◆ Directive: Retype the records below exactly as they appear, but leave out any pictures.
----------
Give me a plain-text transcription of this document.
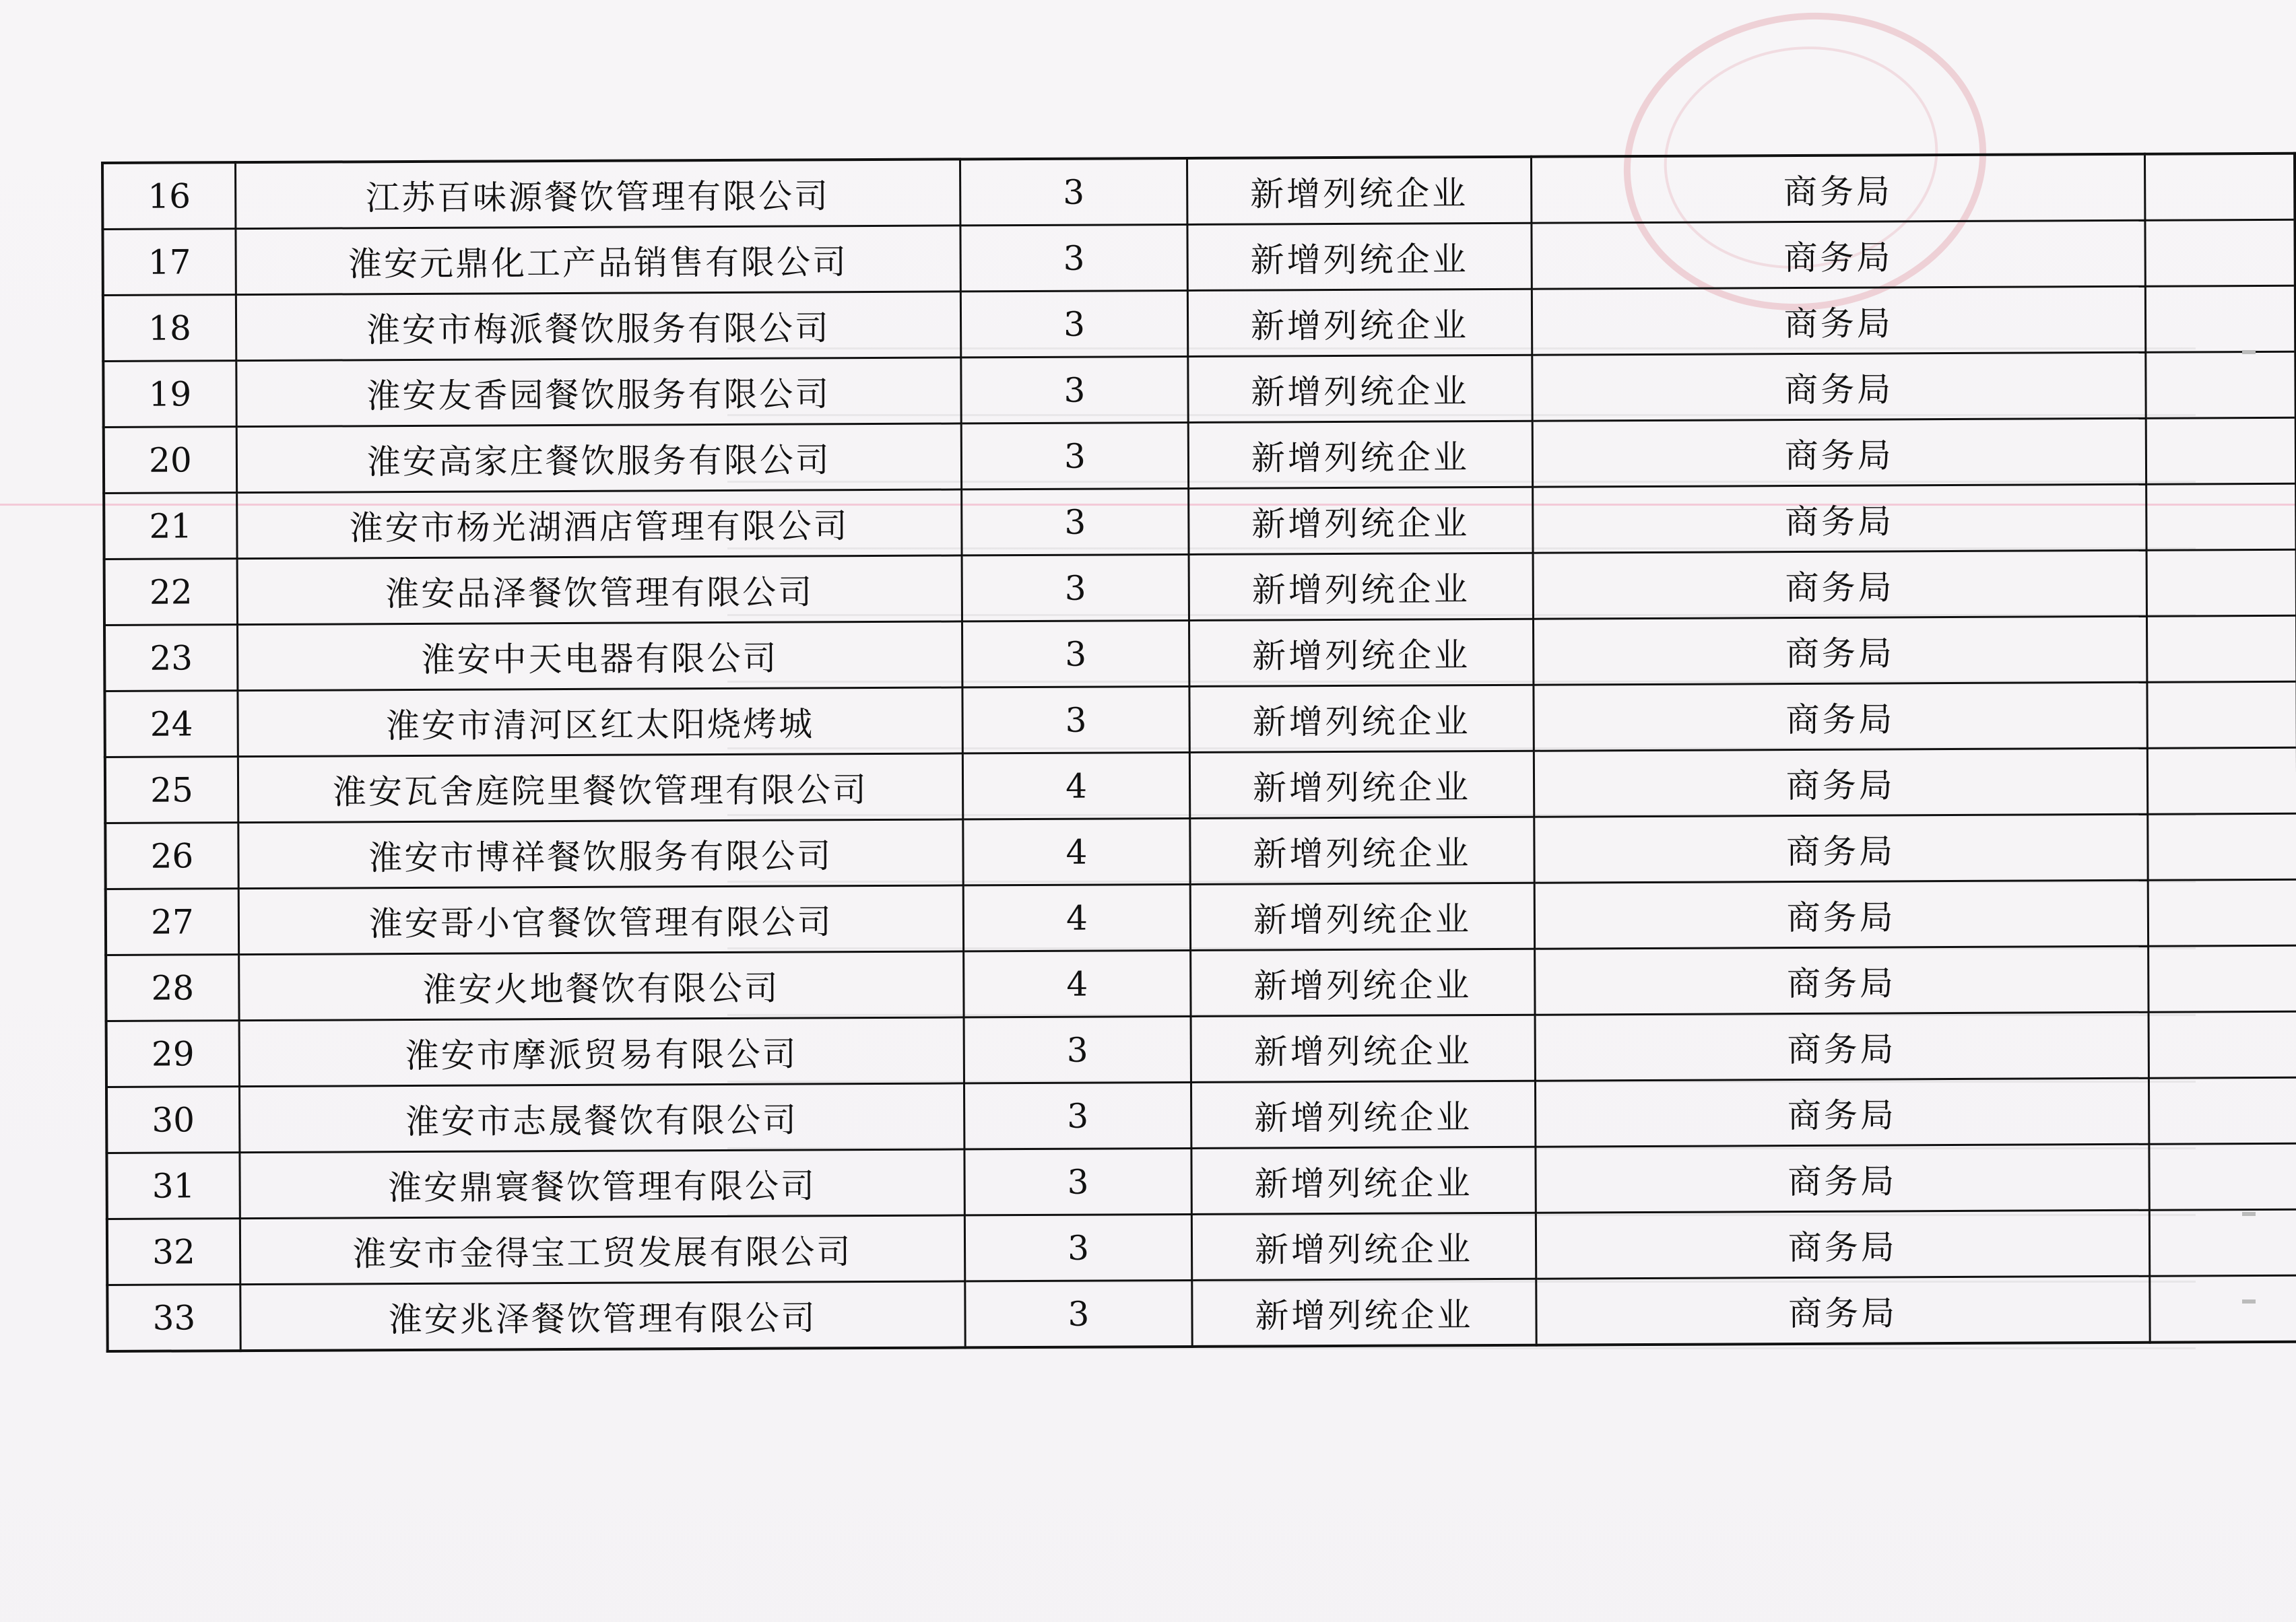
16	江苏百味源餐饮管理有限公司	3	新增列统企业	商务局	
17	淮安元鼎化工产品销售有限公司	3	新增列统企业	商务局	
18	淮安市梅派餐饮服务有限公司	3	新增列统企业	商务局	
19	淮安友香园餐饮服务有限公司	3	新增列统企业	商务局	
20	淮安高家庄餐饮服务有限公司	3	新增列统企业	商务局	
21	淮安市杨光湖酒店管理有限公司	3	新增列统企业	商务局	
22	淮安品泽餐饮管理有限公司	3	新增列统企业	商务局	
23	淮安中天电器有限公司	3	新增列统企业	商务局	
24	淮安市清河区红太阳烧烤城	3	新增列统企业	商务局	
25	淮安瓦舍庭院里餐饮管理有限公司	4	新增列统企业	商务局	
26	淮安市博祥餐饮服务有限公司	4	新增列统企业	商务局	
27	淮安哥小官餐饮管理有限公司	4	新增列统企业	商务局	
28	淮安火地餐饮有限公司	4	新增列统企业	商务局	
29	淮安市摩派贸易有限公司	3	新增列统企业	商务局	
30	淮安市志晟餐饮有限公司	3	新增列统企业	商务局	
31	淮安鼎寰餐饮管理有限公司	3	新增列统企业	商务局	
32	淮安市金得宝工贸发展有限公司	3	新增列统企业	商务局	
33	淮安兆泽餐饮管理有限公司	3	新增列统企业	商务局	
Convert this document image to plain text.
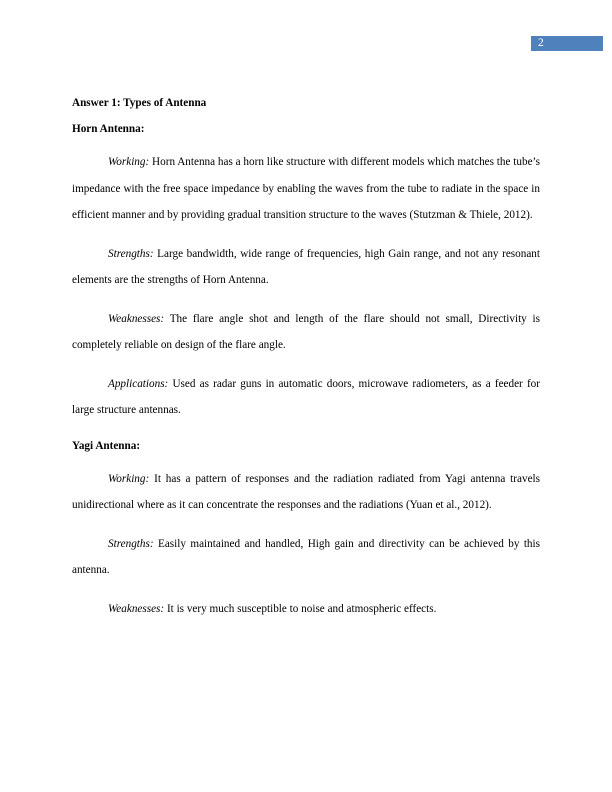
2

Answer 1: Types of Antenna

Horn Antenna:

Working: Horn Antenna has a horn like structure with different models which matches the tube’s impedance with the free space impedance by enabling the waves from the tube to radiate in the space in efficient manner and by providing gradual transition structure to the waves (Stutzman & Thiele, 2012).

Strengths: Large bandwidth, wide range of frequencies, high Gain range, and not any resonant elements are the strengths of Horn Antenna.

Weaknesses: The flare angle shot and length of the flare should not small, Directivity is completely reliable on design of the flare angle.

Applications: Used as radar guns in automatic doors, microwave radiometers, as a feeder for large structure antennas.

Yagi Antenna:

Working: It has a pattern of responses and the radiation radiated from Yagi antenna travels unidirectional where as it can concentrate the responses and the radiations (Yuan et al., 2012).

Strengths: Easily maintained and handled, High gain and directivity can be achieved by this antenna.

Weaknesses: It is very much susceptible to noise and atmospheric effects.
----------
◆ Completed exercise:
Give me a plain-text transcription of this document.
16	江苏百味源餐饮管理有限公司	3	新增列统企业	商务局	
17	淮安元鼎化工产品销售有限公司	3	新增列统企业	商务局	
18	淮安市梅派餐饮服务有限公司	3	新增列统企业	商务局	
19	淮安友香园餐饮服务有限公司	3	新增列统企业	商务局	
20	淮安高家庄餐饮服务有限公司	3	新增列统企业	商务局	
21	淮安市杨光湖酒店管理有限公司	3	新增列统企业	商务局	
22	淮安品泽餐饮管理有限公司	3	新增列统企业	商务局	
23	淮安中天电器有限公司	3	新增列统企业	商务局	
24	淮安市清河区红太阳烧烤城	3	新增列统企业	商务局	
25	淮安瓦舍庭院里餐饮管理有限公司	4	新增列统企业	商务局	
26	淮安市博祥餐饮服务有限公司	4	新增列统企业	商务局	
27	淮安哥小官餐饮管理有限公司	4	新增列统企业	商务局	
28	淮安火地餐饮有限公司	4	新增列统企业	商务局	
29	淮安市摩派贸易有限公司	3	新增列统企业	商务局	
30	淮安市志晟餐饮有限公司	3	新增列统企业	商务局	
31	淮安鼎寰餐饮管理有限公司	3	新增列统企业	商务局	
32	淮安市金得宝工贸发展有限公司	3	新增列统企业	商务局	
33	淮安兆泽餐饮管理有限公司	3	新增列统企业	商务局	
Convert this document image to plain text.
2

Answer 1: Types of Antenna

Horn Antenna:

Working: Horn Antenna has a horn like structure with different models which matches the tube’s impedance with the free space impedance by enabling the waves from the tube to radiate in the space in efficient manner and by providing gradual transition structure to the waves (Stutzman & Thiele, 2012).

Strengths: Large bandwidth, wide range of frequencies, high Gain range, and not any resonant elements are the strengths of Horn Antenna.

Weaknesses: The flare angle shot and length of the flare should not small, Directivity is completely reliable on design of the flare angle.

Applications: Used as radar guns in automatic doors, microwave radiometers, as a feeder for large structure antennas.

Yagi Antenna:

Working: It has a pattern of responses and the radiation radiated from Yagi antenna travels unidirectional where as it can concentrate the responses and the radiations (Yuan et al., 2012).

Strengths: Easily maintained and handled, High gain and directivity can be achieved by this antenna.

Weaknesses: It is very much susceptible to noise and atmospheric effects.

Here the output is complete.